OBJECTIVE ▸ Check each line of the listing below for the string "distinct", and copy the ones that have it.

BEGIN DATA EXTRACT

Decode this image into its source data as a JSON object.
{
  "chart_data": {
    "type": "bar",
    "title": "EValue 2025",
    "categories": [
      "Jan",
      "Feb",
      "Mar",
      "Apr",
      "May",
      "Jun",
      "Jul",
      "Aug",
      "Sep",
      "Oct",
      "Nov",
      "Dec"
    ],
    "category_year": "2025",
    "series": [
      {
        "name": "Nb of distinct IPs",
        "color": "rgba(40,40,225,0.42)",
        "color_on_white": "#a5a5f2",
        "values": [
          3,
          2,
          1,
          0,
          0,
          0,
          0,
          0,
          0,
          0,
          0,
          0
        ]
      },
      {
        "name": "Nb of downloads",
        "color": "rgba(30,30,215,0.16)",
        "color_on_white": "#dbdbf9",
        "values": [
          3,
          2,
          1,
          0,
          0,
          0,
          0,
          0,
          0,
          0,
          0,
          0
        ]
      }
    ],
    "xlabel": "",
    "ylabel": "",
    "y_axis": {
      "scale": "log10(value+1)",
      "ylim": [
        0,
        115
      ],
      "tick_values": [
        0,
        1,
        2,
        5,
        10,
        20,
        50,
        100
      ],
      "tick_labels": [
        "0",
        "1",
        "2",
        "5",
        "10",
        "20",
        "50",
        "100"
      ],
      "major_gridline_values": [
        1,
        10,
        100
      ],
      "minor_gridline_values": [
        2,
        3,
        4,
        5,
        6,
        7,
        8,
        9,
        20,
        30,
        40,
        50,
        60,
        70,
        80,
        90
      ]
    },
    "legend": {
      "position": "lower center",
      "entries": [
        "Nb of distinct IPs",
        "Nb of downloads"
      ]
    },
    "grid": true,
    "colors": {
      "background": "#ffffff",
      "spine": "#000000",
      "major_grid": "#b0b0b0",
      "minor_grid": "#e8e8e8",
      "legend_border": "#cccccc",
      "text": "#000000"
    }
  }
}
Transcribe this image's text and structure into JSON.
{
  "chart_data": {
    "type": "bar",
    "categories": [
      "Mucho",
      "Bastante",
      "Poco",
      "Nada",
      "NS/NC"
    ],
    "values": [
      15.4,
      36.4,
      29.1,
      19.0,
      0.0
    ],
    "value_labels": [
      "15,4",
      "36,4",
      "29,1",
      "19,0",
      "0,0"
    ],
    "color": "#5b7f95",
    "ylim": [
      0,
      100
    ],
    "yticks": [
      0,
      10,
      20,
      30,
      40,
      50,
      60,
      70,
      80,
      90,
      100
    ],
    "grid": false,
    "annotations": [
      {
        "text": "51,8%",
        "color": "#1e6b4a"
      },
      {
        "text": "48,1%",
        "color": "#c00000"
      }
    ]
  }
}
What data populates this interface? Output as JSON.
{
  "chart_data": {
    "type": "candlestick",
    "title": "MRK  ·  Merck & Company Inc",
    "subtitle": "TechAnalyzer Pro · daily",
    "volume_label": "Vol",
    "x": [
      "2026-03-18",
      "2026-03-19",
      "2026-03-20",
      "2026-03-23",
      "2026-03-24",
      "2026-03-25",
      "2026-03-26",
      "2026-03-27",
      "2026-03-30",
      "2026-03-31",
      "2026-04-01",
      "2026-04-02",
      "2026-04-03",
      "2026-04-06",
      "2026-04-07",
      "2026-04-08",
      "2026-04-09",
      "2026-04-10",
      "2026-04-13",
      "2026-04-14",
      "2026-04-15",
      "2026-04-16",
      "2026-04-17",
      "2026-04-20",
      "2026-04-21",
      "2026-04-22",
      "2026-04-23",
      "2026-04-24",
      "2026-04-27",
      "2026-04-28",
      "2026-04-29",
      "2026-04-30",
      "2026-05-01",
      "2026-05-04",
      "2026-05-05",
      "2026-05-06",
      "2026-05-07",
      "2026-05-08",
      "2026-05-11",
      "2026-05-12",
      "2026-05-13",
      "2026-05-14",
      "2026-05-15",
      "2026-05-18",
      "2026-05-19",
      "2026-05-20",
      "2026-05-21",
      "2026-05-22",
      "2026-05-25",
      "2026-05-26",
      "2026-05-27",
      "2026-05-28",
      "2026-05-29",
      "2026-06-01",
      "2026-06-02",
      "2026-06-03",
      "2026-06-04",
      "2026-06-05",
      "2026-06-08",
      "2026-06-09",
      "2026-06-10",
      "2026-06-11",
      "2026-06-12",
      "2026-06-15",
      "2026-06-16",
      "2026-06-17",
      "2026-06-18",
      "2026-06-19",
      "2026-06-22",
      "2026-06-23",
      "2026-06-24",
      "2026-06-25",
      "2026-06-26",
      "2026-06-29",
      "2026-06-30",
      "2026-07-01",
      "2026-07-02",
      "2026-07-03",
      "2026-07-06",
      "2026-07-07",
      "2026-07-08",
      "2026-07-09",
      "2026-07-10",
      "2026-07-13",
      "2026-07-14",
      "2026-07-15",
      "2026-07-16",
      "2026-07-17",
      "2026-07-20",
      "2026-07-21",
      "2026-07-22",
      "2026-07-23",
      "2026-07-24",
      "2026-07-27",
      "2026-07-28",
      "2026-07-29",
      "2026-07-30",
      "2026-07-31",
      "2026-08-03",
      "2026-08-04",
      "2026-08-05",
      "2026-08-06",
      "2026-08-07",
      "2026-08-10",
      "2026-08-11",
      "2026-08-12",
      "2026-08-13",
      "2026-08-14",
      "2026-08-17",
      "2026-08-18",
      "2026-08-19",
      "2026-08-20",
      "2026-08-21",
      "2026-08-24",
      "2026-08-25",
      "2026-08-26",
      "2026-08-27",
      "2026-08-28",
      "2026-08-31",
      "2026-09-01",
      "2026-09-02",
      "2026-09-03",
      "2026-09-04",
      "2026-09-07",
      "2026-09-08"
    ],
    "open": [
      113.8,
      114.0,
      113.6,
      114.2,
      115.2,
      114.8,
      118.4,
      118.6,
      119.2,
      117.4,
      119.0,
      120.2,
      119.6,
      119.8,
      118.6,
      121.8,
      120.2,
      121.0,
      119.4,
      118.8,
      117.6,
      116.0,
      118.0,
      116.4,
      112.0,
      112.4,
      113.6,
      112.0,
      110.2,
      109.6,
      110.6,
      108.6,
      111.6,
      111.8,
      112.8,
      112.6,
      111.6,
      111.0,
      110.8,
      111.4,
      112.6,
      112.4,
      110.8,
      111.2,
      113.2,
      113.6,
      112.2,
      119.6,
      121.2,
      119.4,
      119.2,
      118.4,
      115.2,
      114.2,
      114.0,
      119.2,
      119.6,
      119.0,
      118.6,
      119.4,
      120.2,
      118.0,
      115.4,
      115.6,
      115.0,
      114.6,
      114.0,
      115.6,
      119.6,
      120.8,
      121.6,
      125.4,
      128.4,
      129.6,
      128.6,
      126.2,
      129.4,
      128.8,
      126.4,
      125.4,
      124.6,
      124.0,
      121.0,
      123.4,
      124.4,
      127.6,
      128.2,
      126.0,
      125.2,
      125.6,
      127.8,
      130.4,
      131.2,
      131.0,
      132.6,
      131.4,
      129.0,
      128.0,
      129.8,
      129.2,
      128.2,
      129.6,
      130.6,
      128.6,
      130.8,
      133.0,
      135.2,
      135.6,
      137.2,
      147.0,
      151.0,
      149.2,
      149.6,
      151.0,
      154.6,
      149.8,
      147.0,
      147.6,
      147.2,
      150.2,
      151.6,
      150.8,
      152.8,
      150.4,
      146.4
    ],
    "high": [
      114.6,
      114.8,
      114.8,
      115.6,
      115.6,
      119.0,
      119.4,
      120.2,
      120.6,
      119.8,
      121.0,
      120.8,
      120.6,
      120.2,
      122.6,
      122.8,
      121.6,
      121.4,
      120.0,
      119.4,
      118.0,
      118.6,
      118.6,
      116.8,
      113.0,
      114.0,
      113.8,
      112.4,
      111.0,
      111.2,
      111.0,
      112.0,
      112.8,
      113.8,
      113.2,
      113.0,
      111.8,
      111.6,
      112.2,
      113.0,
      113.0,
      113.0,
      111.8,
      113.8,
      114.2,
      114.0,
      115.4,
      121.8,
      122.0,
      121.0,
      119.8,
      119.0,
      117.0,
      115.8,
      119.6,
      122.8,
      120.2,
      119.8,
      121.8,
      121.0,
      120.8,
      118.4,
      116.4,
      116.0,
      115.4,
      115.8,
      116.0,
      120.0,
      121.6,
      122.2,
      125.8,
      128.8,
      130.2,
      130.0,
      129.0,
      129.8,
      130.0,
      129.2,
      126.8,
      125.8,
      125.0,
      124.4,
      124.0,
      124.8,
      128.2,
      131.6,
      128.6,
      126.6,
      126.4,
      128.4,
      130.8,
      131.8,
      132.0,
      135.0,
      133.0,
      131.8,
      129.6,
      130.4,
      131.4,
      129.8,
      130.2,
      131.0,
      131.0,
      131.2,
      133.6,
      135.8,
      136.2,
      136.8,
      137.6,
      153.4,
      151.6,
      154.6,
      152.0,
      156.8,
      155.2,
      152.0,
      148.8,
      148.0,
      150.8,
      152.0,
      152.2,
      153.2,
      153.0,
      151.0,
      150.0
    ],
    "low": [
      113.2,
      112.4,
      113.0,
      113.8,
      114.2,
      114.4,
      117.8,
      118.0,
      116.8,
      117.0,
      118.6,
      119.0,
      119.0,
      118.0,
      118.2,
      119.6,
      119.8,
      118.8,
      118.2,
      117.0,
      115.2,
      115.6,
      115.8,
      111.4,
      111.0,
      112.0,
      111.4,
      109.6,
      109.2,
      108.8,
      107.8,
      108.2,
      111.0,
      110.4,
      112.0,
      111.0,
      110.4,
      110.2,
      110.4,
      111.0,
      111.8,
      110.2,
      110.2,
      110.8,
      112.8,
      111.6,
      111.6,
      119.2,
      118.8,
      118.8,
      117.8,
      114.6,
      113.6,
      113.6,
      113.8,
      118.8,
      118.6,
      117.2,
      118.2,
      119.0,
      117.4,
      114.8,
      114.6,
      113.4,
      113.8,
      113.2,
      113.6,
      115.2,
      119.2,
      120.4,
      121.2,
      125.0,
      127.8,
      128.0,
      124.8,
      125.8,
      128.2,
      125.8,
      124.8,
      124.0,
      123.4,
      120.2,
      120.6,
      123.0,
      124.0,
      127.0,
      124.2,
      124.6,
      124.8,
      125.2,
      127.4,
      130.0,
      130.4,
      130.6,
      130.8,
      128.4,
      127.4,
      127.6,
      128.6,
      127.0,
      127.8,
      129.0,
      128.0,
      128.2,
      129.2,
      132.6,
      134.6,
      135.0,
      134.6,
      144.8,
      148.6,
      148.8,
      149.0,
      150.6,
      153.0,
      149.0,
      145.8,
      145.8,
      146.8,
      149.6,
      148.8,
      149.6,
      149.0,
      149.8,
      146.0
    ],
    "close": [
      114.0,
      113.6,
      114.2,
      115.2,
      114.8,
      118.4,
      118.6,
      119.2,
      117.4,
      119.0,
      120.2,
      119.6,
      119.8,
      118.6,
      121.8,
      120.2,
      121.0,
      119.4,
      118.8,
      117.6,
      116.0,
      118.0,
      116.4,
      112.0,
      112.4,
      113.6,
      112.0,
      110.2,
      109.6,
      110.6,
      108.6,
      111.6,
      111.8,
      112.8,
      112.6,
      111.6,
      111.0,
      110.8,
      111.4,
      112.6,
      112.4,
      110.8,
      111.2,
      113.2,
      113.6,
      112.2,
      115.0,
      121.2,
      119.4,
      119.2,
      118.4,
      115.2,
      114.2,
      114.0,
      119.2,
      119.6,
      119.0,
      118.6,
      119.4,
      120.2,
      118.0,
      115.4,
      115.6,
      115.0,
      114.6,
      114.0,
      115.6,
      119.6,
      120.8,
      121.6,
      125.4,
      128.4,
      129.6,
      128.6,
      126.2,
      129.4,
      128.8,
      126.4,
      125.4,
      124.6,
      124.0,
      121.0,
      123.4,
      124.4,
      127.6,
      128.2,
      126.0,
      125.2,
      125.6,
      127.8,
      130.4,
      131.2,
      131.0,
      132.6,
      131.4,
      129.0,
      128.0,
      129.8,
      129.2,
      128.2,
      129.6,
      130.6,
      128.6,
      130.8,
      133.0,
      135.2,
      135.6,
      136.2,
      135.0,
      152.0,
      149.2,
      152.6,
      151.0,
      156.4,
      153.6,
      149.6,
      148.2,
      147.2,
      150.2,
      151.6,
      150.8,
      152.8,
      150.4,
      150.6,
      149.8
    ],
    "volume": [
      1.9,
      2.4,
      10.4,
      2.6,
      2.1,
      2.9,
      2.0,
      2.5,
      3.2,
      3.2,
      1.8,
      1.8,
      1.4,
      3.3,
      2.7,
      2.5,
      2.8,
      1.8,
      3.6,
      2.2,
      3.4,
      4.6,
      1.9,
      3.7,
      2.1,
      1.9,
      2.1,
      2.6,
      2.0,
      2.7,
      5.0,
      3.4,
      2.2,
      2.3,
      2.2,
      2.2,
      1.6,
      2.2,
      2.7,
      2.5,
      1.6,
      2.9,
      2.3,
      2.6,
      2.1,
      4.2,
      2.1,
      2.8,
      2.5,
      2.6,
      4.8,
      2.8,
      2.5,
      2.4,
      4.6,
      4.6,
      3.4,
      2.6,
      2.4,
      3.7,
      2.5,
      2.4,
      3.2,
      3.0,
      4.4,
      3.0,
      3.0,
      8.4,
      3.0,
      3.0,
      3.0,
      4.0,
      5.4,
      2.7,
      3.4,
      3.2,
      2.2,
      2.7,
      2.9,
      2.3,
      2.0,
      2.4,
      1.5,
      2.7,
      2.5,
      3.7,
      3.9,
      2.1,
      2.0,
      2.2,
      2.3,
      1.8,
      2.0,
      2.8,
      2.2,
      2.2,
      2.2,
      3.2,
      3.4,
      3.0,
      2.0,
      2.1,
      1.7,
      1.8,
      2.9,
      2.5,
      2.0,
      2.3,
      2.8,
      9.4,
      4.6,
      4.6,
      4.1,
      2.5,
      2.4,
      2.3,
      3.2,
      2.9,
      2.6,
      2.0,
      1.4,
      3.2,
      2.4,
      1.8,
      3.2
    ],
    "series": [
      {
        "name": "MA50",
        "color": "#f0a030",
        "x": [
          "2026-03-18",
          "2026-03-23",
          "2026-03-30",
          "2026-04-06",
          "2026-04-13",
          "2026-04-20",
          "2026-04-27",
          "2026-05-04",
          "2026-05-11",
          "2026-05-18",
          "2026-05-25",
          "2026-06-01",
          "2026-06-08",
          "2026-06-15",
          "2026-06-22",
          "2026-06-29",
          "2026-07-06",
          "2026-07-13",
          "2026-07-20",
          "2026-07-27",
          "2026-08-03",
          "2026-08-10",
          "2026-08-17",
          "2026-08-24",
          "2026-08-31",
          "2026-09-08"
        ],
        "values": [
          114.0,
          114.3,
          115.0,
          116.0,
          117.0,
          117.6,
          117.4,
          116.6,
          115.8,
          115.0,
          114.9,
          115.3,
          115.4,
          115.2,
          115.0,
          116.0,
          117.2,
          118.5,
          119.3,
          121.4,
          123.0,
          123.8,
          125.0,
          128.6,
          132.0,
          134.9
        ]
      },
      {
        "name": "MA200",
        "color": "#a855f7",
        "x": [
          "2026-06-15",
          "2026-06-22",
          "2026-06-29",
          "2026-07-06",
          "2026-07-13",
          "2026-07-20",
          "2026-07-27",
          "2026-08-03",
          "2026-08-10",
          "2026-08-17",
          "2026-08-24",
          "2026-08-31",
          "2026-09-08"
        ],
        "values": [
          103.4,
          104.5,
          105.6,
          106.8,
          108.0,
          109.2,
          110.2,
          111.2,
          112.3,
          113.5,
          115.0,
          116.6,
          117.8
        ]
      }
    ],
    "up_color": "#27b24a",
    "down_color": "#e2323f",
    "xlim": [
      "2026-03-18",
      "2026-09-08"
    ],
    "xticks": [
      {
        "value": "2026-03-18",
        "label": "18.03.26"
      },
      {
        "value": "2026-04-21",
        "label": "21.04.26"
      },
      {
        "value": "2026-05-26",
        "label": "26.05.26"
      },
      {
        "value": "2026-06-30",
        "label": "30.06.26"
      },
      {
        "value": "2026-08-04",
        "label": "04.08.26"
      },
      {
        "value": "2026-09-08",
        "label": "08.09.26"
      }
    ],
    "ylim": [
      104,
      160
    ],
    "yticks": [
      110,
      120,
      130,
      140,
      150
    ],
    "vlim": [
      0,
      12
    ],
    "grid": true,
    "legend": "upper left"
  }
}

END DATA EXTRACT

FULL SOLUTION ▸
        "name": "Nb of distinct IPs",
        "Nb of distinct IPs",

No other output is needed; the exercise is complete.